Extend the forum thread about BBW characters in video games, beginning right after its final line.

[TEXT PROVIDED start]

# BBW's in Video Games???



## shy guy (May 28, 2006)

Ok I have been a gamer most of my life and well...where are the BBW's??? I can't think of one game that has had one positive BBW character in it now TV and Movies on the other hand have had positive BBW characters in the past few yes but still why has there never been at least one positive BBW in Video Games?(or has there?)...later


----------



## EtobicokeFA (May 28, 2006)

Correct me if I am wrong, but doesn't Kameo for the XBOX 360 have a SSBBW that is postive for one of the background characters?

View attachment kameo01.jpg


----------



## Jack Skellington (May 28, 2006)

EtobicokeFA said:


> Correct me if I am wrong, but doesn't Kameo for the XBOX 360 have a SSBBW that is postive for one of the background characters?
> 
> View attachment 6333



Yep, Kameo's relative Lenya is portrayed as an attractive diva-ish ssbbw. It's also a very good game BTW.


----------



## missaf (May 28, 2006)

FatLane was my Corruptor by showing me how to make sexy hawt BBWs in The Sims. I loved makin' my own and makin em nekkid!


----------



## Stealth (May 28, 2006)

I Certainly wouldn't mind putting some in games.

The problem you get though is with publishers. I'd need to find an FA publisher before it could be sold. (Ok, well, mostly).

Seriously, A kick-ass game with a BBW is quite likely to get questioned by a publisher, who might ask for a character change.


Of course, you could just make it all part of the story....!!!

I agree with you though, I don't see many, and I hadn't heard of the above!


----------



## PoeticNightmare (May 30, 2006)

[TEXT PROVIDED end]
[INFORMATION SHOWN start]

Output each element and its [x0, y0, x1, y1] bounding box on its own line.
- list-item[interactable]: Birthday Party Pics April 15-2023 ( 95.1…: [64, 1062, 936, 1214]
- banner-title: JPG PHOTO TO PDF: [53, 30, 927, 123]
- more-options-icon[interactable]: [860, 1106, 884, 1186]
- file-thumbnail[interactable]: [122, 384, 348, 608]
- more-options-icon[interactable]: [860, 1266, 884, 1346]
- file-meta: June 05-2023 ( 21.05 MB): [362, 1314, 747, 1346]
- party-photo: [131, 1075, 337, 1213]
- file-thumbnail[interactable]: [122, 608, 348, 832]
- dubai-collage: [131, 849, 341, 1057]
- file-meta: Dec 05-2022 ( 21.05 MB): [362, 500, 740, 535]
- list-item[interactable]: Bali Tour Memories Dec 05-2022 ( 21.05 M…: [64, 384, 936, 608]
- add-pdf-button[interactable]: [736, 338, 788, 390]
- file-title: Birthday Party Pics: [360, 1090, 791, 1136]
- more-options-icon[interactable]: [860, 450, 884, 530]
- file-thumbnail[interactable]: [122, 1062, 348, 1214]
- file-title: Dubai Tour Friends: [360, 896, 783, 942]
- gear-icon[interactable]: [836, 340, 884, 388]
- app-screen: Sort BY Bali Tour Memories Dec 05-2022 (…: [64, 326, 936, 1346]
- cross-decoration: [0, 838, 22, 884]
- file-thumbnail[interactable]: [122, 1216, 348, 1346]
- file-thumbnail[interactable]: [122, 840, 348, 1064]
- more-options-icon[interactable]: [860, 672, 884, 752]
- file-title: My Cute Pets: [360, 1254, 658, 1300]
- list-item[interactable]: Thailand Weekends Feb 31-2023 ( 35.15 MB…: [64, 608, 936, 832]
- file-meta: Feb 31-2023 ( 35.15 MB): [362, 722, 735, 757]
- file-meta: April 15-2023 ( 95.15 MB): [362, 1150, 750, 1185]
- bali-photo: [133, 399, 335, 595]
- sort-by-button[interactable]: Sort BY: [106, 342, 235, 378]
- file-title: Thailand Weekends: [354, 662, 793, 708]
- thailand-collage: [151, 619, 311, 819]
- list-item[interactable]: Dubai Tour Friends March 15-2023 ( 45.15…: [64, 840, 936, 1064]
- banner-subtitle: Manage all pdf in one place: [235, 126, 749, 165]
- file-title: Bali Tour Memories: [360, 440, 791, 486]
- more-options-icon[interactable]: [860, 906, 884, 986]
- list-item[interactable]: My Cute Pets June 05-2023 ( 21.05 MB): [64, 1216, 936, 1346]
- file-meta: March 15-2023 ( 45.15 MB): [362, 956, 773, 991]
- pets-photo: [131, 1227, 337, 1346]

[INFORMATION SHOWN end]

- **RESPONSE**
All I have to say about this is watch out, cause in about two years I'll be starting my own game development business (hopefully). And I'll definitely make sure to include people of all shapes and sizes. Hmmm...wonder if I should add a kingdom entirely composed of bbws and bhm. Might make for an interesting kingdom, don't you think  

Later days,
Jay


----------



## EtobicokeFA (May 30, 2006)

missaf said:


> FatLane was my Corruptor by showing me how to make sexy hawt BBWs in The Sims. I loved makin' my own and makin em nekkid!



Can it be made for the Sim 2?


----------



## UncannyBruceman (May 30, 2006)

PoeticNightmare said:


> All I have to say about this is watch out, cause in about two years I'll be starting my own game development business (hopefully). And I'll definitely make sure to include people of all shapes and sizes. Hmmm...wonder if I should add a kingdom entirely composed of bbws and bhm. Might make for an interesting kingdom, don't you think
> 
> Later days,
> Jay



I'm looking to work in the gaming field so PLEASE be sure to contact me if you're looking for anyone to assist in character/concept design. Take a look at my gallery http://www.artistsforyou.com/Portfolios/UncannyBruceman/ and get a glimpse of the type of stuff I do.

Back on topic, there was a fighting game called "Clayfighter" that came out for the Super Nintendo over ten years ago. The game was different, to say the least, but my favorite character was none other than Helga, the blonde hourglass in the valkyrie costume. I...LOVE...FAT GIRLS IN VALKYRIE COSTUME (big hint for all you paysite girls!)!!


----------



## EllorionsDarlingAngel (May 30, 2006)

EtobicokeFA said:


> Can it be made for the Sim 2?




*I was wondering the same thing if there is I would like to know how about getting them. That would be cool. I play the sims all the time. Well I haven't in a month or so. I have my down times..lol... But I love to play. I think I might go and play today.. Well catch you guys later.*


----------



## sunandshadow (May 30, 2006)

I too am looking to work in the video game industry - I'm a designer/writer/concept artist.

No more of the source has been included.